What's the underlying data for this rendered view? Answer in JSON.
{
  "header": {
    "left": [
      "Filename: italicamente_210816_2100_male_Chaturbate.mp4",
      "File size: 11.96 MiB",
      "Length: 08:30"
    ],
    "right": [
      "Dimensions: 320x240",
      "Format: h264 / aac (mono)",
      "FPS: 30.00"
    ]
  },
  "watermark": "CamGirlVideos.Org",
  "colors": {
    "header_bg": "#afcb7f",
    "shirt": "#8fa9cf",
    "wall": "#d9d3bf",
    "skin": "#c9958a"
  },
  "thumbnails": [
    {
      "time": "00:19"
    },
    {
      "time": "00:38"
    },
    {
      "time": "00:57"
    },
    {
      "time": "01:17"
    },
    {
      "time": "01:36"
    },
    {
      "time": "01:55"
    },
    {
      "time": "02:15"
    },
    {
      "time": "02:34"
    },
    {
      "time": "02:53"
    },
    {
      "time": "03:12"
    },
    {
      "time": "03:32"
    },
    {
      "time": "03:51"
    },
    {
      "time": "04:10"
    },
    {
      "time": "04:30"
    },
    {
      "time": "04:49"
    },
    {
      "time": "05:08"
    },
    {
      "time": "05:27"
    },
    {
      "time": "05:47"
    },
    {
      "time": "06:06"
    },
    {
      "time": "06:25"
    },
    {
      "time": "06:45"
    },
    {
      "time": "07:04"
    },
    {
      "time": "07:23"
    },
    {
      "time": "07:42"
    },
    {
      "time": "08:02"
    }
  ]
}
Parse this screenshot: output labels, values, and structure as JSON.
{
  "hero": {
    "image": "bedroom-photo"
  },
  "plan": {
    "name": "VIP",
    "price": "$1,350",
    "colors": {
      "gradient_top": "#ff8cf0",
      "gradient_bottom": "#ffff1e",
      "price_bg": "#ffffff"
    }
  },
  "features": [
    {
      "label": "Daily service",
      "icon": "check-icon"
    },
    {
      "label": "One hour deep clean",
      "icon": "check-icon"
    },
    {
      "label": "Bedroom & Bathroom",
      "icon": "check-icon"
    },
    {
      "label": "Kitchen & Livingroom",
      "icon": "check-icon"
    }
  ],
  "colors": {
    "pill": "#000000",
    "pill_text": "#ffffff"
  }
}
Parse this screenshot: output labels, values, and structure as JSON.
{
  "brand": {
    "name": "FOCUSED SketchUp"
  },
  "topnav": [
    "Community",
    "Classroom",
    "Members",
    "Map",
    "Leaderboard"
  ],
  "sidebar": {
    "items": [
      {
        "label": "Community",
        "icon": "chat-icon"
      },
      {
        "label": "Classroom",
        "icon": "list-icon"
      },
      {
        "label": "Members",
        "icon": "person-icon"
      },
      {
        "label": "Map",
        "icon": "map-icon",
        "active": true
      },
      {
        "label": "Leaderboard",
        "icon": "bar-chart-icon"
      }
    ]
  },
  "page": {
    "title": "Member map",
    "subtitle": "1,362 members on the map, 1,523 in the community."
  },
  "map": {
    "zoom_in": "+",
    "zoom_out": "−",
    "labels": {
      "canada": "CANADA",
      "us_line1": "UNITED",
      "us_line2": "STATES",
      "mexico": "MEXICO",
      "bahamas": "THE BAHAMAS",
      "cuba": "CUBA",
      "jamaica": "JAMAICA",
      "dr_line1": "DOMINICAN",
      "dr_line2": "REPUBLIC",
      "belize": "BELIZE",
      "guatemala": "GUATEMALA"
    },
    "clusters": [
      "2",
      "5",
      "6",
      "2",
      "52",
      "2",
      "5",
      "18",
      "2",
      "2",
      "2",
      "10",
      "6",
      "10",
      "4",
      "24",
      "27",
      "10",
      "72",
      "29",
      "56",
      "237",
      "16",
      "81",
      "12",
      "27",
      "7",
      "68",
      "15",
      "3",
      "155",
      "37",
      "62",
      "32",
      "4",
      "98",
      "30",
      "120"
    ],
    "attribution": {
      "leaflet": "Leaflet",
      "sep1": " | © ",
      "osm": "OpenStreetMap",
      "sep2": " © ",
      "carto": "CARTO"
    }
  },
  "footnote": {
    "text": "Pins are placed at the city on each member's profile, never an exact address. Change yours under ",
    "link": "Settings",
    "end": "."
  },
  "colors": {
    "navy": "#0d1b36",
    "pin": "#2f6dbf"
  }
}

============

### Your instructions
Copy all the records above precisely.

### Reply to the task
What's the underlying data for this rendered view? Answer in JSON.
{
  "header": {
    "left": [
      "Filename: italicamente_210816_2100_male_Chaturbate.mp4",
      "File size: 11.96 MiB",
      "Length: 08:30"
    ],
    "right": [
      "Dimensions: 320x240",
      "Format: h264 / aac (mono)",
      "FPS: 30.00"
    ]
  },
  "watermark": "CamGirlVideos.Org",
  "colors": {
    "header_bg": "#afcb7f",
    "shirt": "#8fa9cf",
    "wall": "#d9d3bf",
    "skin": "#c9958a"
  },
  "thumbnails": [
    {
      "time": "00:19"
    },
    {
      "time": "00:38"
    },
    {
      "time": "00:57"
    },
    {
      "time": "01:17"
    },
    {
      "time": "01:36"
    },
    {
      "time": "01:55"
    },
    {
      "time": "02:15"
    },
    {
      "time": "02:34"
    },
    {
      "time": "02:53"
    },
    {
      "time": "03:12"
    },
    {
      "time": "03:32"
    },
    {
      "time": "03:51"
    },
    {
      "time": "04:10"
    },
    {
      "time": "04:30"
    },
    {
      "time": "04:49"
    },
    {
      "time": "05:08"
    },
    {
      "time": "05:27"
    },
    {
      "time": "05:47"
    },
    {
      "time": "06:06"
    },
    {
      "time": "06:25"
    },
    {
      "time": "06:45"
    },
    {
      "time": "07:04"
    },
    {
      "time": "07:23"
    },
    {
      "time": "07:42"
    },
    {
      "time": "08:02"
    }
  ]
}
Parse this screenshot: output labels, values, and structure as JSON.
{
  "hero": {
    "image": "bedroom-photo"
  },
  "plan": {
    "name": "VIP",
    "price": "$1,350",
    "colors": {
      "gradient_top": "#ff8cf0",
      "gradient_bottom": "#ffff1e",
      "price_bg": "#ffffff"
    }
  },
  "features": [
    {
      "label": "Daily service",
      "icon": "check-icon"
    },
    {
      "label": "One hour deep clean",
      "icon": "check-icon"
    },
    {
      "label": "Bedroom & Bathroom",
      "icon": "check-icon"
    },
    {
      "label": "Kitchen & Livingroom",
      "icon": "check-icon"
    }
  ],
  "colors": {
    "pill": "#000000",
    "pill_text": "#ffffff"
  }
}
Parse this screenshot: output labels, values, and structure as JSON.
{
  "brand": {
    "name": "FOCUSED SketchUp"
  },
  "topnav": [
    "Community",
    "Classroom",
    "Members",
    "Map",
    "Leaderboard"
  ],
  "sidebar": {
    "items": [
      {
        "label": "Community",
        "icon": "chat-icon"
      },
      {
        "label": "Classroom",
        "icon": "list-icon"
      },
      {
        "label": "Members",
        "icon": "person-icon"
      },
      {
        "label": "Map",
        "icon": "map-icon",
        "active": true
      },
      {
        "label": "Leaderboard",
        "icon": "bar-chart-icon"
      }
    ]
  },
  "page": {
    "title": "Member map",
    "subtitle": "1,362 members on the map, 1,523 in the community."
  },
  "map": {
    "zoom_in": "+",
    "zoom_out": "−",
    "labels": {
      "canada": "CANADA",
      "us_line1": "UNITED",
      "us_line2": "STATES",
      "mexico": "MEXICO",
      "bahamas": "THE BAHAMAS",
      "cuba": "CUBA",
      "jamaica": "JAMAICA",
      "dr_line1": "DOMINICAN",
      "dr_line2": "REPUBLIC",
      "belize": "BELIZE",
      "guatemala": "GUATEMALA"
    },
    "clusters": [
      "2",
      "5",
      "6",
      "2",
      "52",
      "2",
      "5",
      "18",
      "2",
      "2",
      "2",
      "10",
      "6",
      "10",
      "4",
      "24",
      "27",
      "10",
      "72",
      "29",
      "56",
      "237",
      "16",
      "81",
      "12",
      "27",
      "7",
      "68",
      "15",
      "3",
      "155",
      "37",
      "62",
      "32",
      "4",
      "98",
      "30",
      "120"
    ],
    "attribution": {
      "leaflet": "Leaflet",
      "sep1": " | © ",
      "osm": "OpenStreetMap",
      "sep2": " © ",
      "carto": "CARTO"
    }
  },
  "footnote": {
    "text": "Pins are placed at the city on each member's profile, never an exact address. Change yours under ",
    "link": "Settings",
    "end": "."
  },
  "colors": {
    "navy": "#0d1b36",
    "pin": "#2f6dbf"
  }
}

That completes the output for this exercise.